**Given information:**
************

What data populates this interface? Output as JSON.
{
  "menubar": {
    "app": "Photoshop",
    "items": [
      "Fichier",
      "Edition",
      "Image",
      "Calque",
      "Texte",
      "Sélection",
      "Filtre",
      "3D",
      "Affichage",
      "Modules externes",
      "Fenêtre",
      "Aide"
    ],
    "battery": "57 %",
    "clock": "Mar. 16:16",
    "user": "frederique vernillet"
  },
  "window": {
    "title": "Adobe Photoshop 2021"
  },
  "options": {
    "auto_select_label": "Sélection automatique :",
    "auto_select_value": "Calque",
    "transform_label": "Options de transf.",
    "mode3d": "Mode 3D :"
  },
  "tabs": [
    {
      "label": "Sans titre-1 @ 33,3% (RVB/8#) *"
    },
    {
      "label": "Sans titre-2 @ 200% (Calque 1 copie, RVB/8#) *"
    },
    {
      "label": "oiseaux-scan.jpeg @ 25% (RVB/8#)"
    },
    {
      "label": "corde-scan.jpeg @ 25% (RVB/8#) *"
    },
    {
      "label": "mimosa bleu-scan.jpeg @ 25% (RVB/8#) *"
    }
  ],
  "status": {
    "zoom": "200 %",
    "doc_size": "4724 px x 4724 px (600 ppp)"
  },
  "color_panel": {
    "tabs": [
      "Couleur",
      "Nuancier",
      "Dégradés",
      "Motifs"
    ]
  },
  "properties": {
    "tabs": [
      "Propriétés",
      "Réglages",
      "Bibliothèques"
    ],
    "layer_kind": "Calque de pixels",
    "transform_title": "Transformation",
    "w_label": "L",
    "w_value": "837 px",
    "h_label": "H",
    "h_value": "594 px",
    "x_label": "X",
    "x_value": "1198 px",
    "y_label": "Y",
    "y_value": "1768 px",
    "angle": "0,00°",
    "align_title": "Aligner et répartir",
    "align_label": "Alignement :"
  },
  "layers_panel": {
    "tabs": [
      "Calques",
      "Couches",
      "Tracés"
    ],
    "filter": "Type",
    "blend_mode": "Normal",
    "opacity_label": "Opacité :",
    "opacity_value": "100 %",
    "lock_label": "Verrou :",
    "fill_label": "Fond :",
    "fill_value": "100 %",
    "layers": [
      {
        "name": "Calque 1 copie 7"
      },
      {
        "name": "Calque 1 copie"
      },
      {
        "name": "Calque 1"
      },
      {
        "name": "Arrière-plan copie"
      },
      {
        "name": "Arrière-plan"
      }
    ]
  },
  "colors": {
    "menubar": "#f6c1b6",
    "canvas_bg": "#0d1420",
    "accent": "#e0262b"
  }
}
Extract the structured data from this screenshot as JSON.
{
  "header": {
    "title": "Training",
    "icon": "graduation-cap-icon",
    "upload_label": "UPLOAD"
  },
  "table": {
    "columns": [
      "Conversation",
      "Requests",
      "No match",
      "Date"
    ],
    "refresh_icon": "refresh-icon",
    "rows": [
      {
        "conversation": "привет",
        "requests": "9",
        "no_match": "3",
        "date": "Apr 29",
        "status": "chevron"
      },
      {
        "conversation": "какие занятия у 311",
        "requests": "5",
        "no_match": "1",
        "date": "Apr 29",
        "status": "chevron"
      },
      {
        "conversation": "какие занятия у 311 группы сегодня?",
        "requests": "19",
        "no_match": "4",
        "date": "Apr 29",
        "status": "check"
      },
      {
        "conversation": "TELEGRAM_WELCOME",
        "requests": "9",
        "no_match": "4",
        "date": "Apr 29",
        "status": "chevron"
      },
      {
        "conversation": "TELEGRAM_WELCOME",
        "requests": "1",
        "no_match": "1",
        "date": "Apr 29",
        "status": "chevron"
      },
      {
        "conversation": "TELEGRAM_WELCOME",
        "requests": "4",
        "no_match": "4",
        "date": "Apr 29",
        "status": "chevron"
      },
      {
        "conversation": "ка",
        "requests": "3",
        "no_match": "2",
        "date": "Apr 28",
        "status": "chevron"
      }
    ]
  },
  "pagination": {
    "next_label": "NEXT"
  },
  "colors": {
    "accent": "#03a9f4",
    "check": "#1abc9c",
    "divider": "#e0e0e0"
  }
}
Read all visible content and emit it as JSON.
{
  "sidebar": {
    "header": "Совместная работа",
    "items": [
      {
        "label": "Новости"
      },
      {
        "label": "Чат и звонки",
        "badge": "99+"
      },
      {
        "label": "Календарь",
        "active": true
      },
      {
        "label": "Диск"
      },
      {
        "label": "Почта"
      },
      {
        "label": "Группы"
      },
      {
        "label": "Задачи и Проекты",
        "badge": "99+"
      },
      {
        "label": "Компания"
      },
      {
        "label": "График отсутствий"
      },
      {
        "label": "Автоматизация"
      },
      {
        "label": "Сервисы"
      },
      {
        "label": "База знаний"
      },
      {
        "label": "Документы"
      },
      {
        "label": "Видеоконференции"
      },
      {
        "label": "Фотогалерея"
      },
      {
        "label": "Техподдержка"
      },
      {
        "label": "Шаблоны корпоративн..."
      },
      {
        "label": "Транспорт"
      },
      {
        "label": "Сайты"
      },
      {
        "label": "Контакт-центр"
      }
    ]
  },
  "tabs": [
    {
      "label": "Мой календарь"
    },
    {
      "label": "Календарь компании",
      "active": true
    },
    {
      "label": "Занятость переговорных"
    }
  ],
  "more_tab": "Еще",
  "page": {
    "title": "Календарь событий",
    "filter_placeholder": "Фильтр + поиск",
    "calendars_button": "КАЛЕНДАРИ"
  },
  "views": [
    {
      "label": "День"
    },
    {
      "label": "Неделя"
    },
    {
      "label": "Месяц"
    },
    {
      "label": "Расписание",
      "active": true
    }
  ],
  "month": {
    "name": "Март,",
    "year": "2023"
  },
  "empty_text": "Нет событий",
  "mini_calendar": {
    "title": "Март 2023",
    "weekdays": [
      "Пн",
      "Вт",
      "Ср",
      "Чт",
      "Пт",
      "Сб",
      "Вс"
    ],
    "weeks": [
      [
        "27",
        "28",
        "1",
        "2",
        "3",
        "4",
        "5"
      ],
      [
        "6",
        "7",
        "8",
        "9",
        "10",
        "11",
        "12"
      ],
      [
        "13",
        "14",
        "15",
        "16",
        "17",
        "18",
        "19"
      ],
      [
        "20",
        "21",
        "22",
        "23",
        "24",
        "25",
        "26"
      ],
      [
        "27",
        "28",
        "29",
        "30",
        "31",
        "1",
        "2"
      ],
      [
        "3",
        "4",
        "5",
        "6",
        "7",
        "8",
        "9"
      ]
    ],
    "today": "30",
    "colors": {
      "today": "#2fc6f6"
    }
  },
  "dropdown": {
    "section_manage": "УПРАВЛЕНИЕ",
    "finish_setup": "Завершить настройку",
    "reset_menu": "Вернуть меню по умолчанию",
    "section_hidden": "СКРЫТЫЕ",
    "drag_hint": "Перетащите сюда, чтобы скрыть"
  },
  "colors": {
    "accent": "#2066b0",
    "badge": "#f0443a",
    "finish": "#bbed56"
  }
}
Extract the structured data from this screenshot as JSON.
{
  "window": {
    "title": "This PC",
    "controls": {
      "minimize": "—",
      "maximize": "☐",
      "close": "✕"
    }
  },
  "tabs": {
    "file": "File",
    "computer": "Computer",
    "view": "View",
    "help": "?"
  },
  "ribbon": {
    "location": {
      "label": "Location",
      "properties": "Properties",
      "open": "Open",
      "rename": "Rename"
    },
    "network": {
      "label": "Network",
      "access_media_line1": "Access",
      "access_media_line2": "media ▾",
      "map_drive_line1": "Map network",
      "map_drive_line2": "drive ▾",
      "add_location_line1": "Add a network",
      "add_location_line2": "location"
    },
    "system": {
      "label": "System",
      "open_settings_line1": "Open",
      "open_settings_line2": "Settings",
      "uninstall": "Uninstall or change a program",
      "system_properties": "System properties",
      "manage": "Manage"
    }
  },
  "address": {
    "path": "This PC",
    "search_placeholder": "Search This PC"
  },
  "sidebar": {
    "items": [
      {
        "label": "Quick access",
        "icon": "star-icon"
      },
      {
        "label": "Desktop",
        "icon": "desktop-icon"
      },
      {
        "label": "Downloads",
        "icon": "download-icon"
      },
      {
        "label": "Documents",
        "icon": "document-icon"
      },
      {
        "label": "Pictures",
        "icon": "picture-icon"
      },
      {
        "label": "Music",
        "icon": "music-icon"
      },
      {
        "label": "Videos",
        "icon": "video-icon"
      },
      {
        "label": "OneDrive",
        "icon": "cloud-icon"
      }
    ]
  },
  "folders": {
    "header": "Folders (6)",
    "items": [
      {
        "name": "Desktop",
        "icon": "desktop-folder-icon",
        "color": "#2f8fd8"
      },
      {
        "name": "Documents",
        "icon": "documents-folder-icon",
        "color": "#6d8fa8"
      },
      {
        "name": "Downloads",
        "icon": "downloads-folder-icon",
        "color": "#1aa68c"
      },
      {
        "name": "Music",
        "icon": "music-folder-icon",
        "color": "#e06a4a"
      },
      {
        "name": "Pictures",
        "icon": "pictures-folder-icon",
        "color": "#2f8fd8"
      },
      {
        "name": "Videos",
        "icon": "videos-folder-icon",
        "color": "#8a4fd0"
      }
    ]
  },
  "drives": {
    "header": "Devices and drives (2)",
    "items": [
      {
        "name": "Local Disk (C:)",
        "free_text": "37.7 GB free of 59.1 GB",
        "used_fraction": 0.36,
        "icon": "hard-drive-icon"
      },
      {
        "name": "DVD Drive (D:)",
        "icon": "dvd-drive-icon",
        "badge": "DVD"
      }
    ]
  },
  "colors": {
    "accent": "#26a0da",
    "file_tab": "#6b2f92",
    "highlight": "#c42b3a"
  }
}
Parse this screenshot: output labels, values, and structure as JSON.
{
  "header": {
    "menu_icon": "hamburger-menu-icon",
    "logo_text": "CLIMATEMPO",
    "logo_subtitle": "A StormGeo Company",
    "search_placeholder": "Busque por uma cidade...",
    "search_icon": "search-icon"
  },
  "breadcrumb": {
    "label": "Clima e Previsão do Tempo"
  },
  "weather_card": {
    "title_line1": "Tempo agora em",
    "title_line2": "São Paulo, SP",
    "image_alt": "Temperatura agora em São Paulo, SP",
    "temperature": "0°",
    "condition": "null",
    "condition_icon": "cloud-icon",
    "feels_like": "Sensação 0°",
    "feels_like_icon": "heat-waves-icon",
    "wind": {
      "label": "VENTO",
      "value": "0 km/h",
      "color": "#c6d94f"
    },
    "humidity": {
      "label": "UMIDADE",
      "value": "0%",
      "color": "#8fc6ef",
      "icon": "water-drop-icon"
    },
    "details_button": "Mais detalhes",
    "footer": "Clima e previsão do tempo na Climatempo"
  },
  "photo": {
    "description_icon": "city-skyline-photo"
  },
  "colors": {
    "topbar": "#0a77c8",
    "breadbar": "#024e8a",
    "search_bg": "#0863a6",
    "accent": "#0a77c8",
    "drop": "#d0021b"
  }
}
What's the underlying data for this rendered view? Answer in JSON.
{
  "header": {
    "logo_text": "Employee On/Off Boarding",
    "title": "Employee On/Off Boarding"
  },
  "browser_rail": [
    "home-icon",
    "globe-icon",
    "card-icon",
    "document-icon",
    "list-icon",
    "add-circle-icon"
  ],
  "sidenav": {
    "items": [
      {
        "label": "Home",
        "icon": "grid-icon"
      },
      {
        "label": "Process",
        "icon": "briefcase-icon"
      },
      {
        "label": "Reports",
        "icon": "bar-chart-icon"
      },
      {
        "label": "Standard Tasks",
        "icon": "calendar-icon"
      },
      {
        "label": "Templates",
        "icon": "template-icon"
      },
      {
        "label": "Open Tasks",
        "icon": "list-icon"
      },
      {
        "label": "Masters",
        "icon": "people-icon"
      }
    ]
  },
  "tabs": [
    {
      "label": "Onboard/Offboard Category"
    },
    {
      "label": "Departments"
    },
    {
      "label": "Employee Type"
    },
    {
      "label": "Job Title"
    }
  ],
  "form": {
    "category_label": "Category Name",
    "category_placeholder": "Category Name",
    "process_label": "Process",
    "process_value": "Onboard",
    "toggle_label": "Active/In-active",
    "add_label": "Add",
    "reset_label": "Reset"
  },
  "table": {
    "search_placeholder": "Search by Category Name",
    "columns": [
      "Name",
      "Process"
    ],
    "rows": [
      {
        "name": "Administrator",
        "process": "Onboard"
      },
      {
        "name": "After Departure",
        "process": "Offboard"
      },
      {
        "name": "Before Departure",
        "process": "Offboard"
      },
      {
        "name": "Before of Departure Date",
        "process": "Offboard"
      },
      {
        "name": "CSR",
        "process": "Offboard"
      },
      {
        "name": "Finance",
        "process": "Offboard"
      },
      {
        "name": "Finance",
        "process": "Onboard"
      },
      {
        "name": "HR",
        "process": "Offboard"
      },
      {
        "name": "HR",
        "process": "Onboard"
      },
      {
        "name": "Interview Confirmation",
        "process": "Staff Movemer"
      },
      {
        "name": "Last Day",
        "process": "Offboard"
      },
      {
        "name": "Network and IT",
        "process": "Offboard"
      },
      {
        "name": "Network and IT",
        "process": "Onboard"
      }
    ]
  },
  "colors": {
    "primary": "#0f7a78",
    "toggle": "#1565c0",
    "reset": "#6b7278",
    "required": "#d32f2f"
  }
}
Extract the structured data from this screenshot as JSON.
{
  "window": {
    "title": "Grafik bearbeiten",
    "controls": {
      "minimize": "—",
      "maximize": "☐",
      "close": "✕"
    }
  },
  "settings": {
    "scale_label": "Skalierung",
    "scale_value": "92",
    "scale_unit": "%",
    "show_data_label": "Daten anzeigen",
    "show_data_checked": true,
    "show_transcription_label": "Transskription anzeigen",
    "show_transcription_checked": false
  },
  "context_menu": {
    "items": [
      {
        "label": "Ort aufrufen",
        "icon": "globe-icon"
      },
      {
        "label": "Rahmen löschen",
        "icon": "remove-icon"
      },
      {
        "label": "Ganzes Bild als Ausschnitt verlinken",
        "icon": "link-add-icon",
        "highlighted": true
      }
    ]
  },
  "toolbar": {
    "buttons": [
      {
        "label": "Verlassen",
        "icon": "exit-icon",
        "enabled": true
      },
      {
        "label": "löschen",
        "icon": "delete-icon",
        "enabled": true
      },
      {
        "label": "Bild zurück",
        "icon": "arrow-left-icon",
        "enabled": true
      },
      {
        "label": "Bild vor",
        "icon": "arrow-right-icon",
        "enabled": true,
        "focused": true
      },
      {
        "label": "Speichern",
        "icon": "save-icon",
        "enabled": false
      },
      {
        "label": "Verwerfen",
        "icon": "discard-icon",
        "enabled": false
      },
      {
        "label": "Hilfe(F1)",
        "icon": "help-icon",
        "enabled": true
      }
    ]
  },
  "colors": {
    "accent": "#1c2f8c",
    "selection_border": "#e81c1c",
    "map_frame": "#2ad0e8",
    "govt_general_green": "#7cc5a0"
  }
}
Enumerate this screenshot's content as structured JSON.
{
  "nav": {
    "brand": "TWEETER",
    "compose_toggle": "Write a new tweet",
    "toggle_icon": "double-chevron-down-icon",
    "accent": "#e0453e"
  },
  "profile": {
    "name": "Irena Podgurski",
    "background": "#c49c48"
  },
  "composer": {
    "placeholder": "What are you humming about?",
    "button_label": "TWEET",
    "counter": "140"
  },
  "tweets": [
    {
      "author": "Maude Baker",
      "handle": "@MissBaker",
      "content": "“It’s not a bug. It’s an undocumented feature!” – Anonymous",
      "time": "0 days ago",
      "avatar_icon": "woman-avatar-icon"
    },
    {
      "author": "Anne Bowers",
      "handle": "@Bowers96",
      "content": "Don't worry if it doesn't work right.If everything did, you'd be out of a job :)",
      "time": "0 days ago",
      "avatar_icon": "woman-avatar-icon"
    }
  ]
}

************

**Problem requirements:**
Go over the entries above and say how many lines hold the string "plan", with no other text.

**Result of this task:**
2